• **Task**: Identify each line in the records below that contains the word "values", and copy it.

• **Exercise input**:
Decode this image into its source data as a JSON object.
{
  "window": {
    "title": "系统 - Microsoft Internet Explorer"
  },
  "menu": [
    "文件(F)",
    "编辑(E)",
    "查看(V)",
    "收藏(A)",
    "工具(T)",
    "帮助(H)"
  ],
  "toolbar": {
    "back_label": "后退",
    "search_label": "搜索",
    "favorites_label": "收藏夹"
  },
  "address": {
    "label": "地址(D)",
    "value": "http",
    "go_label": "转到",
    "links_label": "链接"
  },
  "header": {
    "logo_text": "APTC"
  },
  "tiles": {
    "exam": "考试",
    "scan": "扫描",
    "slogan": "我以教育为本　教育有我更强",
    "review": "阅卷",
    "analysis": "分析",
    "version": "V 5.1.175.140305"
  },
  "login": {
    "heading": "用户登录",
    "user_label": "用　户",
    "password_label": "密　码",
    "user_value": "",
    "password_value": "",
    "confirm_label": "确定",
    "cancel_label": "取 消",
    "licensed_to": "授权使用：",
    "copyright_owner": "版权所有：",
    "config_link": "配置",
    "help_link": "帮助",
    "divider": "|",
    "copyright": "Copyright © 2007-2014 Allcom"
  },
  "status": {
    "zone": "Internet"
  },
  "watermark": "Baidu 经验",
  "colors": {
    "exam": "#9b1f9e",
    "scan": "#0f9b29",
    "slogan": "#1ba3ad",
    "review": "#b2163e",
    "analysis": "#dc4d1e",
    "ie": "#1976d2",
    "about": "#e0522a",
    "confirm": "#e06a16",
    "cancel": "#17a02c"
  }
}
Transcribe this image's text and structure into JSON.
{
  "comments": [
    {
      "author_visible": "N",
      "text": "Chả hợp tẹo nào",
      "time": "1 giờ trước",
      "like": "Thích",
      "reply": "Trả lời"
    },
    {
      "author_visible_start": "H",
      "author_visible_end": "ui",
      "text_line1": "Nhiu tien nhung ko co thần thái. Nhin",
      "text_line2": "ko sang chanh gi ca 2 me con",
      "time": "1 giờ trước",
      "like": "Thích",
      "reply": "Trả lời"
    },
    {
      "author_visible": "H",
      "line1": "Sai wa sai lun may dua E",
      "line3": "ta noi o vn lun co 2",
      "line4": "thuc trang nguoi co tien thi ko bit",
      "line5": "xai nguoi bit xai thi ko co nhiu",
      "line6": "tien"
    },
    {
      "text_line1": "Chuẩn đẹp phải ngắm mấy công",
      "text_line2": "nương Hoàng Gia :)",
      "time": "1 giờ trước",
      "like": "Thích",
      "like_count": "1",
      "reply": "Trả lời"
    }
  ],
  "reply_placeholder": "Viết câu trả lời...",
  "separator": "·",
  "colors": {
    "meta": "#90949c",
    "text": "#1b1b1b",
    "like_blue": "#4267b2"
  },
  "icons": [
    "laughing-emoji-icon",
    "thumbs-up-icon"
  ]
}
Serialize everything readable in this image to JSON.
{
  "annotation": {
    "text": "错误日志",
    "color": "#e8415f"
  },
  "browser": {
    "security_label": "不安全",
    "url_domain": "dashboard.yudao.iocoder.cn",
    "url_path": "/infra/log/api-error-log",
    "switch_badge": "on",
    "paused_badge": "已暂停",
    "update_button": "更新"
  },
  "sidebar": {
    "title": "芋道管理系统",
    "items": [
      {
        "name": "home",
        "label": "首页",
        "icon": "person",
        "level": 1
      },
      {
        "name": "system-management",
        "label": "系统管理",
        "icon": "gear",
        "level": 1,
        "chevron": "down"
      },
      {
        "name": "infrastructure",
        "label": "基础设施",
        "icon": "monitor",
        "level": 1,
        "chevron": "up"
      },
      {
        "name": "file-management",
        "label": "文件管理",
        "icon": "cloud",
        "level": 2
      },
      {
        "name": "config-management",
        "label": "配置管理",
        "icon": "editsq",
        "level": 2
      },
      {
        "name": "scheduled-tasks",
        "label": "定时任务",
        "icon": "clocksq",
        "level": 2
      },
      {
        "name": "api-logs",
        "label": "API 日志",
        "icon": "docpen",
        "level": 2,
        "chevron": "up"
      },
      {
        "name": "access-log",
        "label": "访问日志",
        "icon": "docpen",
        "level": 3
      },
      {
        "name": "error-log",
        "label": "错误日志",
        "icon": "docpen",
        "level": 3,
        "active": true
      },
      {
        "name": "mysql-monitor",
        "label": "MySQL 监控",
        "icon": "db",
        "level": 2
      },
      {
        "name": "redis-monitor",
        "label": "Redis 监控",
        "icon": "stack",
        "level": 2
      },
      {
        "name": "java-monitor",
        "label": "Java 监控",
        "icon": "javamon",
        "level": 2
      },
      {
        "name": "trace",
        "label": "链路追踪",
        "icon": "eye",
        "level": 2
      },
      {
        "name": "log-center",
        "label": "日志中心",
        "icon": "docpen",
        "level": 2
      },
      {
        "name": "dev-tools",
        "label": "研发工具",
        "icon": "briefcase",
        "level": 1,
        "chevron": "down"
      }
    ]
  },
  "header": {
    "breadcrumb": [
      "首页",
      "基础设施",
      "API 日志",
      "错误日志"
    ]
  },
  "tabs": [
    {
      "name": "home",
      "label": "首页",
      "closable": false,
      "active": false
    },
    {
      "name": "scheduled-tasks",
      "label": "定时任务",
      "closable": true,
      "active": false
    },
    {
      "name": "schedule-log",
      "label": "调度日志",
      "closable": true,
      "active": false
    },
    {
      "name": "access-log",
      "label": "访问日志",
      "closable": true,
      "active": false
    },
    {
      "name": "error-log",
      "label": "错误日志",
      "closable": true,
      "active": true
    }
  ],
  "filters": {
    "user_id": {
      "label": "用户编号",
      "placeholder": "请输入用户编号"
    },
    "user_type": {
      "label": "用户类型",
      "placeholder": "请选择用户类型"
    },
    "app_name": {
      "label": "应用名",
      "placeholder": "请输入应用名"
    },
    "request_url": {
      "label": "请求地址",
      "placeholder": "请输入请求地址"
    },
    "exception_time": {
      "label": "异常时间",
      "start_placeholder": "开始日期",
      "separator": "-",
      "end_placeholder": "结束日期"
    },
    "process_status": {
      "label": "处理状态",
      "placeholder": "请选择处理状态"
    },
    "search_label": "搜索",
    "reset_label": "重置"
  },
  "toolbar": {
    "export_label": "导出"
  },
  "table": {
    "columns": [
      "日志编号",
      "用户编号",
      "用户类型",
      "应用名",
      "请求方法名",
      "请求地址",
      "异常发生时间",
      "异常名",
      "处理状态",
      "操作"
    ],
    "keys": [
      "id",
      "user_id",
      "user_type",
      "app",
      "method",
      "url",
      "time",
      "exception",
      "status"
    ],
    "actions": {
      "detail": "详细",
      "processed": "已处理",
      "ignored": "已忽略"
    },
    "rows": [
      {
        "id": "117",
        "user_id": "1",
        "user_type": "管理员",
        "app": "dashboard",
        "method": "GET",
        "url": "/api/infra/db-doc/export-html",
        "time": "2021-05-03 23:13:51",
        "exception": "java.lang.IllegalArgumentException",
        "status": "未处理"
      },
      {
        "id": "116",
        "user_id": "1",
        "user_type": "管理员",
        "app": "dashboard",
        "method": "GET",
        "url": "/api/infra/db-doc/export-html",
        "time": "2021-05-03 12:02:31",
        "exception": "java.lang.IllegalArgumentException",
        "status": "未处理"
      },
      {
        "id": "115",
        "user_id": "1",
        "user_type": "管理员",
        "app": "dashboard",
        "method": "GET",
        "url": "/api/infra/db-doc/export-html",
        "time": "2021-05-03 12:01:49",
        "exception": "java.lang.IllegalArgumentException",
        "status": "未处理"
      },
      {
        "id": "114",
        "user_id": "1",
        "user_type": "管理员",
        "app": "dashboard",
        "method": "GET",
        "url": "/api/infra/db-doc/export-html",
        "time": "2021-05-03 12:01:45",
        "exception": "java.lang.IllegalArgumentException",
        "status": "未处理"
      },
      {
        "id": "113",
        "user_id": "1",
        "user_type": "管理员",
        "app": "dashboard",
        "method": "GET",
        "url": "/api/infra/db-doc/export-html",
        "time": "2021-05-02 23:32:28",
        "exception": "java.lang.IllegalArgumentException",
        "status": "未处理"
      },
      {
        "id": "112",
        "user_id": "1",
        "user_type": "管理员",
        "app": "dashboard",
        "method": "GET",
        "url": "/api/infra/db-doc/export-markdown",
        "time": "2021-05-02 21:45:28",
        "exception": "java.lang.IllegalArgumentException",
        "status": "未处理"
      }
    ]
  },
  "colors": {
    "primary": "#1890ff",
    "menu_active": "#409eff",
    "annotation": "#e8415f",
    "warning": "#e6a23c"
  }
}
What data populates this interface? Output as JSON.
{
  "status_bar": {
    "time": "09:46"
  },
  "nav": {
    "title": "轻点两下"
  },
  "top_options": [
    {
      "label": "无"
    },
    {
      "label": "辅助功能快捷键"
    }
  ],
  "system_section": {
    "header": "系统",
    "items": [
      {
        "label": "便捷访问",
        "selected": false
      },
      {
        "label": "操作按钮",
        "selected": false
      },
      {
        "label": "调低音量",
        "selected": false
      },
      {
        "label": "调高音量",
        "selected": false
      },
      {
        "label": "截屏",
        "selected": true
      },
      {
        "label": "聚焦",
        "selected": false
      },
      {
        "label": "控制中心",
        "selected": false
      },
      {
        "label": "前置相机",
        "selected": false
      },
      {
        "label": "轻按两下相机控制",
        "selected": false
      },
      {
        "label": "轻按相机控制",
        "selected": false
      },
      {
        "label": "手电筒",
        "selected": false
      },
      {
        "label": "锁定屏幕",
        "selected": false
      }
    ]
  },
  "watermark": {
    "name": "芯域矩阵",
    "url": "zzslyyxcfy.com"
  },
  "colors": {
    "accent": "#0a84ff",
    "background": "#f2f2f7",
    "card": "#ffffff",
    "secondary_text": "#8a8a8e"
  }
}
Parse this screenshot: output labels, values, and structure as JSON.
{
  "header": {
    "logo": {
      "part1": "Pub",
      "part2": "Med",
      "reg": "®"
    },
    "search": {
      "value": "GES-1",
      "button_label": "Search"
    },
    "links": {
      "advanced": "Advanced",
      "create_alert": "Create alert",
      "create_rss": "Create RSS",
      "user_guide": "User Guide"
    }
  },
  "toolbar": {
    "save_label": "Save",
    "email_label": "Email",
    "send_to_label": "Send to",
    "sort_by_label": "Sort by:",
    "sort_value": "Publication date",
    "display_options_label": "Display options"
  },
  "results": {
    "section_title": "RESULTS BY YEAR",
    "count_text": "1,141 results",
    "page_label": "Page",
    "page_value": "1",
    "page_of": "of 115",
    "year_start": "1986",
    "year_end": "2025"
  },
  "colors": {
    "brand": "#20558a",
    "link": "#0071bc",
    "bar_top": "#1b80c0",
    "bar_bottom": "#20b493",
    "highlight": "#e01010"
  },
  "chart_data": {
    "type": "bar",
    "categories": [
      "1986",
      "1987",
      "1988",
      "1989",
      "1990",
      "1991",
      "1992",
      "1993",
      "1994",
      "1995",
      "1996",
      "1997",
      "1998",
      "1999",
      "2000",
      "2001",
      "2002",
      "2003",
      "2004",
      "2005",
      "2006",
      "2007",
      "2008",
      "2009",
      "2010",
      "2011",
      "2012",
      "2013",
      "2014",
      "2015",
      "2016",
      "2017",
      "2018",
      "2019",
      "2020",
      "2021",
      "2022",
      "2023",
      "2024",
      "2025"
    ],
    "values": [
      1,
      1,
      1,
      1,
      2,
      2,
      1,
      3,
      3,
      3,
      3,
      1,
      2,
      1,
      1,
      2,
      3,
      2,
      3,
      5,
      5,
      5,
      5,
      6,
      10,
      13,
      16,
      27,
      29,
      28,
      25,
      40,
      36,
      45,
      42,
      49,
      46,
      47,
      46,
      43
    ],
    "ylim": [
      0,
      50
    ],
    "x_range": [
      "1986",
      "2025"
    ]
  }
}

• **Result for this task**:
Parse this screenshot: output labels, values, and structure as JSON.
    "values": [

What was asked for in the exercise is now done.